GIVEN TASK
Count the lines in the items below that contain the string "power", matching case exactly, and give only that number.
>>
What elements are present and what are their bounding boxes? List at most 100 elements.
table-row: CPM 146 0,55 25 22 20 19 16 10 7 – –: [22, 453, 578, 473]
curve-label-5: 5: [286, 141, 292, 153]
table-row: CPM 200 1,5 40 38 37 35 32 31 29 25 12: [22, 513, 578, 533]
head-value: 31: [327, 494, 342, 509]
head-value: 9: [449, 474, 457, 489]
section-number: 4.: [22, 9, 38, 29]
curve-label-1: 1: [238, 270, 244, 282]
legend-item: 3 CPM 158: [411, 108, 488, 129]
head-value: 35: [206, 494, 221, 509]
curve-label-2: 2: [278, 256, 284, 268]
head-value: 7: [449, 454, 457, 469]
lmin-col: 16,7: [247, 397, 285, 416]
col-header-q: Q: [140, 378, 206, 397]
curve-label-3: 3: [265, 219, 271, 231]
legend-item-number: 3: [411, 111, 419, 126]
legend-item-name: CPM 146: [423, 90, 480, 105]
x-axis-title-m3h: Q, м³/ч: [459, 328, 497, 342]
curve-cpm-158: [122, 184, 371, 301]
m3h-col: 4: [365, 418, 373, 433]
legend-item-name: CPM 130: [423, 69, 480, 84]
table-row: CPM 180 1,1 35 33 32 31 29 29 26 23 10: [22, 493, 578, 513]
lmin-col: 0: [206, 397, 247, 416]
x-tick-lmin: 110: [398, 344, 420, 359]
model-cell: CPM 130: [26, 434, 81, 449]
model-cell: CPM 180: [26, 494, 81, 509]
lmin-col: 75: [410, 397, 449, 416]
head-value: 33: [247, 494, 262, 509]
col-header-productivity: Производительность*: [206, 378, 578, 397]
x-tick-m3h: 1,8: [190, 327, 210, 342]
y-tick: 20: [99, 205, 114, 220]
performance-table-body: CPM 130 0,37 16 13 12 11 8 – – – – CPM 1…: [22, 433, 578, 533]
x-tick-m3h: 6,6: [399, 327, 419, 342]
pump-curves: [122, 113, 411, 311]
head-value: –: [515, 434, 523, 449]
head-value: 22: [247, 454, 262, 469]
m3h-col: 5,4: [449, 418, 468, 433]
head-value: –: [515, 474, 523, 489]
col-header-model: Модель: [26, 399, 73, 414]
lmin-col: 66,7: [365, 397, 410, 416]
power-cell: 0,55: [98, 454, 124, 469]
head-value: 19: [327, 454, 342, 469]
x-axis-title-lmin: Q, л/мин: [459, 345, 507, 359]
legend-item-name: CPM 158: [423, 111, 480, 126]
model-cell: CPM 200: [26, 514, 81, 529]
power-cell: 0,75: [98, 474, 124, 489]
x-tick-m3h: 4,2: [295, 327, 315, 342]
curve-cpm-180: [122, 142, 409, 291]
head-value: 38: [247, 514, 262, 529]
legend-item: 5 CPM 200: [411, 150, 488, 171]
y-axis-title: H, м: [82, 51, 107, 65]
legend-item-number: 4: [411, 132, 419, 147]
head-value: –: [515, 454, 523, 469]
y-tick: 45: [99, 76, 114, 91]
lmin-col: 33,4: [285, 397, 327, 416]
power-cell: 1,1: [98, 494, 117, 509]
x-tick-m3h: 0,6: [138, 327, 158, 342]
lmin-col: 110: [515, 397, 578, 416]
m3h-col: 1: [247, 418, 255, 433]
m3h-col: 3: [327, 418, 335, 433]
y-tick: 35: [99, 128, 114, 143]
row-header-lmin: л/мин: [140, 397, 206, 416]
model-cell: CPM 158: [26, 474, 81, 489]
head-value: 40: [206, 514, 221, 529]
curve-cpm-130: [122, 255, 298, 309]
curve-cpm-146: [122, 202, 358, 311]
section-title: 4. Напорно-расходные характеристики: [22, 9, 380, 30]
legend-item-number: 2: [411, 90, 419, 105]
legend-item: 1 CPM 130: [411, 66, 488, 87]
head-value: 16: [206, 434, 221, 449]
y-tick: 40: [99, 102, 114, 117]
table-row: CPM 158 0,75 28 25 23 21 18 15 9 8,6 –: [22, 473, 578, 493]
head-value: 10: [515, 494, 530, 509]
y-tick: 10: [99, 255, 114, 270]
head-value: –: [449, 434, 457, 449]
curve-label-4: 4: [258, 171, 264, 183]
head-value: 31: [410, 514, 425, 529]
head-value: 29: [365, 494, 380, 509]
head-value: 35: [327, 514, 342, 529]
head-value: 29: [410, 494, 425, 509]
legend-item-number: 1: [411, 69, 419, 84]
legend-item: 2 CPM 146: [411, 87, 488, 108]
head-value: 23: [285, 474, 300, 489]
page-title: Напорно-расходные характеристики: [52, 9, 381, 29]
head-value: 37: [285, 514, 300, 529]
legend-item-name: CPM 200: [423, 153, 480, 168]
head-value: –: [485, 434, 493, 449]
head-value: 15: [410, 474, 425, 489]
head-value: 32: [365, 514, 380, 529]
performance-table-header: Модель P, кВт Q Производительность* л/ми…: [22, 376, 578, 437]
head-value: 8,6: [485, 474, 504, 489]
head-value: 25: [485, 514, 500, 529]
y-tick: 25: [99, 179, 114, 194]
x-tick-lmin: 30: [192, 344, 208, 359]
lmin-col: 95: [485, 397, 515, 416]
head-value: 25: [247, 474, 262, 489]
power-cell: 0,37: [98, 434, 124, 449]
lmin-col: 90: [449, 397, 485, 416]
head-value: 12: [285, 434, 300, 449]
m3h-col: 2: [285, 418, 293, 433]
<<
SOLUTION BELOW
4